Brief: Can you convert the data below into a JSON list of strings, one string per line, with blank lines omitted?
[Start of Supplied information]
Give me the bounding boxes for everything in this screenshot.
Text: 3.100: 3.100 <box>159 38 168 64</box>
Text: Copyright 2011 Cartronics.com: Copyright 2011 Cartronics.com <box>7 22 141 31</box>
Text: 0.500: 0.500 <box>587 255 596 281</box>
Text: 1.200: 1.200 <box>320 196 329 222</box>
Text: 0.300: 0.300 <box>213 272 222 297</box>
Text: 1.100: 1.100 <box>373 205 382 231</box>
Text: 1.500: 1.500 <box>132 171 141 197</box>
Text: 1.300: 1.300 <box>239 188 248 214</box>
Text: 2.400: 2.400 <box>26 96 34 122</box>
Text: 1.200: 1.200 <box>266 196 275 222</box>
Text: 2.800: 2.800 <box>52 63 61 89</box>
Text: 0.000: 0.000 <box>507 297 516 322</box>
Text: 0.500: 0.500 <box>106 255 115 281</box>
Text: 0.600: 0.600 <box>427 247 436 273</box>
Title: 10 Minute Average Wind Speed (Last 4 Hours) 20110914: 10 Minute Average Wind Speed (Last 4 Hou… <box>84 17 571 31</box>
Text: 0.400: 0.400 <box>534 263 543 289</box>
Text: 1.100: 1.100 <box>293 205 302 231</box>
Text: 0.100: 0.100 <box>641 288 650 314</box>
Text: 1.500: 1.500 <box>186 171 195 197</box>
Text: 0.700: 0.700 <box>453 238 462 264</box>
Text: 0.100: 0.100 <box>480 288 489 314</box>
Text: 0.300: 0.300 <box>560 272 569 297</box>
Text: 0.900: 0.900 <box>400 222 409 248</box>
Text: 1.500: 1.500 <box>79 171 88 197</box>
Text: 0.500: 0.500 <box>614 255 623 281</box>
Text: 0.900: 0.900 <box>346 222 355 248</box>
[End of Supplied information]
Response to this exercise:
[
  "Give me the bounding boxes for everything in this screenshot.",
  "Text: 3.100: 3.100 <box>159 38 168 64</box>",
  "Text: Copyright 2011 Cartronics.com: Copyright 2011 Cartronics.com <box>7 22 141 31</box>",
  "Text: 0.500: 0.500 <box>587 255 596 281</box>",
  "Text: 1.200: 1.200 <box>320 196 329 222</box>",
  "Text: 0.300: 0.300 <box>213 272 222 297</box>",
  "Text: 1.100: 1.100 <box>373 205 382 231</box>",
  "Text: 1.500: 1.500 <box>132 171 141 197</box>",
  "Text: 1.300: 1.300 <box>239 188 248 214</box>",
  "Text: 2.400: 2.400 <box>26 96 34 122</box>",
  "Text: 1.200: 1.200 <box>266 196 275 222</box>",
  "Text: 2.800: 2.800 <box>52 63 61 89</box>",
  "Text: 0.000: 0.000 <box>507 297 516 322</box>",
  "Text: 0.500: 0.500 <box>106 255 115 281</box>",
  "Text: 0.600: 0.600 <box>427 247 436 273</box>",
  "Title: 10 Minute Average Wind Speed (Last 4 Hours) 20110914: 10 Minute Average Wind Speed (Last 4 Hou… <box>84 17 571 31</box>",
  "Text: 0.400: 0.400 <box>534 263 543 289</box>",
  "Text: 1.100: 1.100 <box>293 205 302 231</box>",
  "Text: 0.100: 0.100 <box>641 288 650 314</box>",
  "Text: 1.500: 1.500 <box>186 171 195 197</box>",
  "Text: 0.700: 0.700 <box>453 238 462 264</box>",
  "Text: 0.100: 0.100 <box>480 288 489 314</box>",
  "Text: 0.300: 0.300 <box>560 272 569 297</box>",
  "Text: 0.900: 0.900 <box>400 222 409 248</box>",
  "Text: 1.500: 1.500 <box>79 171 88 197</box>",
  "Text: 0.500: 0.500 <box>614 255 623 281</box>",
  "Text: 0.900: 0.900 <box>346 222 355 248</box>"
]